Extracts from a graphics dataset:
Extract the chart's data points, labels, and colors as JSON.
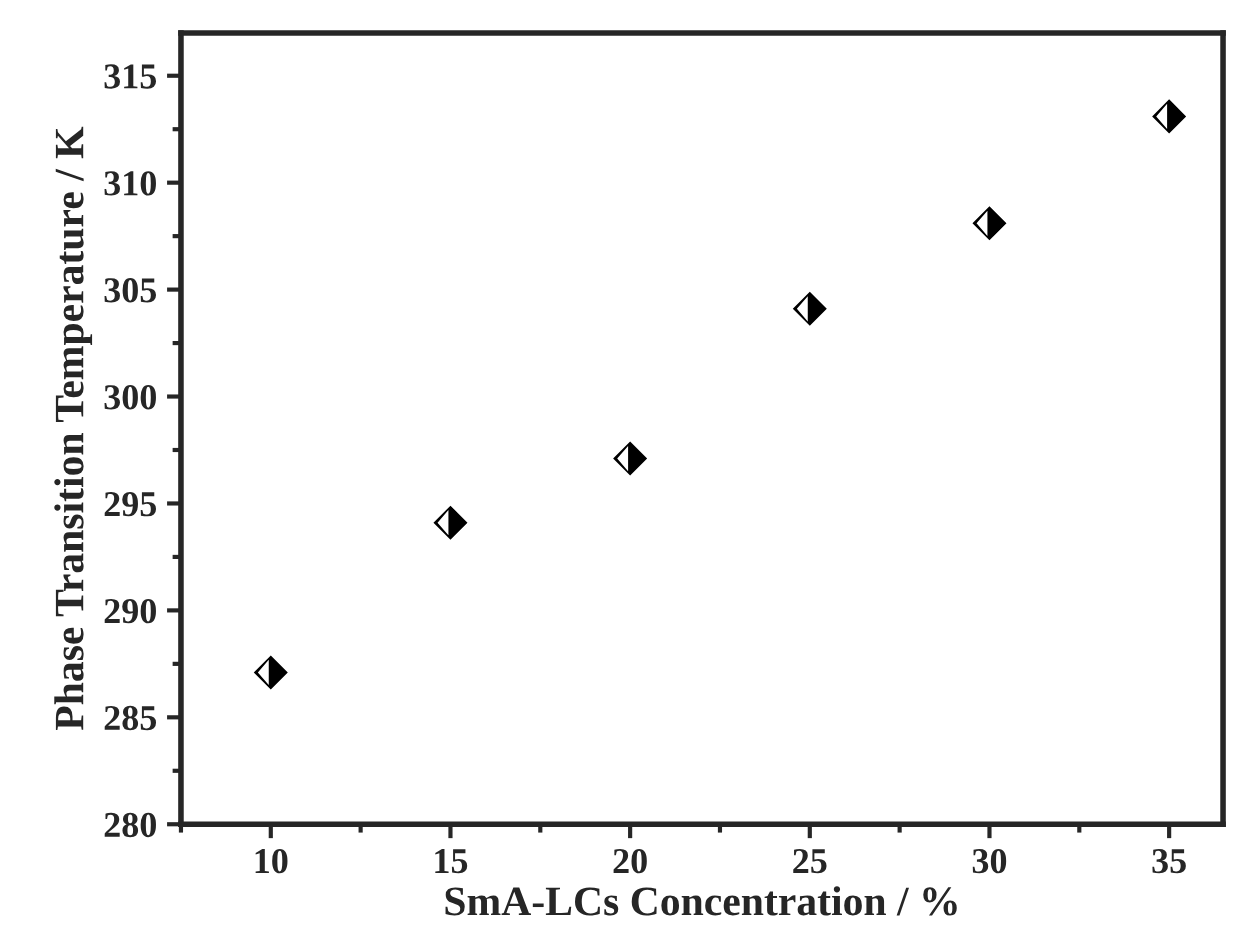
{
  "chart_data": {
    "type": "scatter",
    "xlabel": "SmA-LCs Concentration / %",
    "ylabel": "Phase Transition Temperature / K",
    "x": [
      10,
      15,
      20,
      25,
      30,
      35
    ],
    "series": [
      {
        "color": "#000000",
        "values": [
          287.1,
          294.1,
          297.1,
          304.1,
          308.1,
          313.1
        ]
      }
    ],
    "xlim": [
      7.5,
      36.5
    ],
    "ylim": [
      280,
      317
    ],
    "xticks": [
      10,
      15,
      20,
      25,
      30,
      35
    ],
    "yticks": [
      280,
      285,
      290,
      295,
      300,
      305,
      310,
      315
    ],
    "marker": "diamond",
    "grid": false,
    "legend": false
  }
}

*WHAT THE TASK ASKS:* Leave the pictures out and print the records above exactly as they stand.

*TASK SOLUTION:*
Extract the chart's data points, labels, and colors as JSON.
{
  "chart_data": {
    "type": "scatter",
    "xlabel": "SmA-LCs Concentration / %",
    "ylabel": "Phase Transition Temperature / K",
    "x": [
      10,
      15,
      20,
      25,
      30,
      35
    ],
    "series": [
      {
        "color": "#000000",
        "values": [
          287.1,
          294.1,
          297.1,
          304.1,
          308.1,
          313.1
        ]
      }
    ],
    "xlim": [
      7.5,
      36.5
    ],
    "ylim": [
      280,
      317
    ],
    "xticks": [
      10,
      15,
      20,
      25,
      30,
      35
    ],
    "yticks": [
      280,
      285,
      290,
      295,
      300,
      305,
      310,
      315
    ],
    "marker": "diamond",
    "grid": false,
    "legend": false
  }
}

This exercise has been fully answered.